[Records]
-------

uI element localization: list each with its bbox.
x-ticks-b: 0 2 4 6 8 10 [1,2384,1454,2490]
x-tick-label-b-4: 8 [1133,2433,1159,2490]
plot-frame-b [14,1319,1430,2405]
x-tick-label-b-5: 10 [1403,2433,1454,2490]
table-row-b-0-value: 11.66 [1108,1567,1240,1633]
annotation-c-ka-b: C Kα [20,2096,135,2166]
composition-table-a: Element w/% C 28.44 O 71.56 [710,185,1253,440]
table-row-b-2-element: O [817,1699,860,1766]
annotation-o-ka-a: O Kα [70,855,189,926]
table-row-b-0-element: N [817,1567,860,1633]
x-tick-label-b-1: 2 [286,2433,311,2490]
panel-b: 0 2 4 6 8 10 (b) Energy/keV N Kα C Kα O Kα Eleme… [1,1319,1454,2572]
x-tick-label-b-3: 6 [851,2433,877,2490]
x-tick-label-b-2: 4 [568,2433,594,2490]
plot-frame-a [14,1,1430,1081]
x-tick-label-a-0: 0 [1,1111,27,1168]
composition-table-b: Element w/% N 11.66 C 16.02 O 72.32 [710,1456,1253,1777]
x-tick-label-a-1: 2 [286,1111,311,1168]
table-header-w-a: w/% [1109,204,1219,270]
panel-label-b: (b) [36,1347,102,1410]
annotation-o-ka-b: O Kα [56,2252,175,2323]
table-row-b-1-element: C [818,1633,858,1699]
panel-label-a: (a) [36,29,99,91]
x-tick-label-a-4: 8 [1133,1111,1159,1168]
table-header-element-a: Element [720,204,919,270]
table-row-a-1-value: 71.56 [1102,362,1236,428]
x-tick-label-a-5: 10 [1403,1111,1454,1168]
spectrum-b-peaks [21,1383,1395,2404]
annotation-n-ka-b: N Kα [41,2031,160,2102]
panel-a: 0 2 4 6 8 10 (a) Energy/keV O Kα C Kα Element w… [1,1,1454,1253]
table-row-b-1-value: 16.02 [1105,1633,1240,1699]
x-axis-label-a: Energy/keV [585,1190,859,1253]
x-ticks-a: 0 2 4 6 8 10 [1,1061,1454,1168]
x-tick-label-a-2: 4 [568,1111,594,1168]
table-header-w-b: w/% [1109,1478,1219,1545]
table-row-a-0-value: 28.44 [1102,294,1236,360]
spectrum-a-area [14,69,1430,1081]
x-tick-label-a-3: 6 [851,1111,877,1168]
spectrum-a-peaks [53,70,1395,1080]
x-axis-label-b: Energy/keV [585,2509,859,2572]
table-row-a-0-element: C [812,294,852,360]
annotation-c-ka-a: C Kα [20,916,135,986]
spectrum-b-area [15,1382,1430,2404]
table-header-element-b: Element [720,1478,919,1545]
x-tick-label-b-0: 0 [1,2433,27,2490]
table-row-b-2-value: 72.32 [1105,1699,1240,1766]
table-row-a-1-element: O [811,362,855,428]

-------

TASK STATEMENT:
Reproduce every line of the listing above word for word, keeping its order and leaving nothing out.

FINISHED TASK:
uI element localization: list each with its bbox.
x-ticks-b: 0 2 4 6 8 10 [1,2384,1454,2490]
x-tick-label-b-4: 8 [1133,2433,1159,2490]
plot-frame-b [14,1319,1430,2405]
x-tick-label-b-5: 10 [1403,2433,1454,2490]
table-row-b-0-value: 11.66 [1108,1567,1240,1633]
annotation-c-ka-b: C Kα [20,2096,135,2166]
composition-table-a: Element w/% C 28.44 O 71.56 [710,185,1253,440]
table-row-b-2-element: O [817,1699,860,1766]
annotation-o-ka-a: O Kα [70,855,189,926]
table-row-b-0-element: N [817,1567,860,1633]
x-tick-label-b-1: 2 [286,2433,311,2490]
panel-b: 0 2 4 6 8 10 (b) Energy/keV N Kα C Kα O Kα Eleme… [1,1319,1454,2572]
x-tick-label-b-3: 6 [851,2433,877,2490]
x-tick-label-b-2: 4 [568,2433,594,2490]
plot-frame-a [14,1,1430,1081]
x-tick-label-a-0: 0 [1,1111,27,1168]
composition-table-b: Element w/% N 11.66 C 16.02 O 72.32 [710,1456,1253,1777]
x-tick-label-a-1: 2 [286,1111,311,1168]
table-header-w-a: w/% [1109,204,1219,270]
panel-label-b: (b) [36,1347,102,1410]
annotation-o-ka-b: O Kα [56,2252,175,2323]
table-row-b-1-element: C [818,1633,858,1699]
panel-label-a: (a) [36,29,99,91]
x-tick-label-a-4: 8 [1133,1111,1159,1168]
table-header-element-a: Element [720,204,919,270]
table-row-a-1-value: 71.56 [1102,362,1236,428]
x-tick-label-a-5: 10 [1403,1111,1454,1168]
spectrum-b-peaks [21,1383,1395,2404]
annotation-n-ka-b: N Kα [41,2031,160,2102]
panel-a: 0 2 4 6 8 10 (a) Energy/keV O Kα C Kα Element w… [1,1,1454,1253]
table-row-b-1-value: 16.02 [1105,1633,1240,1699]
x-axis-label-a: Energy/keV [585,1190,859,1253]
x-ticks-a: 0 2 4 6 8 10 [1,1061,1454,1168]
x-tick-label-a-2: 4 [568,1111,594,1168]
table-header-w-b: w/% [1109,1478,1219,1545]
table-row-a-0-value: 28.44 [1102,294,1236,360]
spectrum-a-area [14,69,1430,1081]
x-tick-label-a-3: 6 [851,1111,877,1168]
spectrum-a-peaks [53,70,1395,1080]
x-axis-label-b: Energy/keV [585,2509,859,2572]
table-row-a-0-element: C [812,294,852,360]
annotation-c-ka-a: C Kα [20,916,135,986]
spectrum-b-area [15,1382,1430,2404]
table-header-element-b: Element [720,1478,919,1545]
x-tick-label-b-0: 0 [1,2433,27,2490]
table-row-b-2-value: 72.32 [1105,1699,1240,1766]
table-row-a-1-element: O [811,362,855,428]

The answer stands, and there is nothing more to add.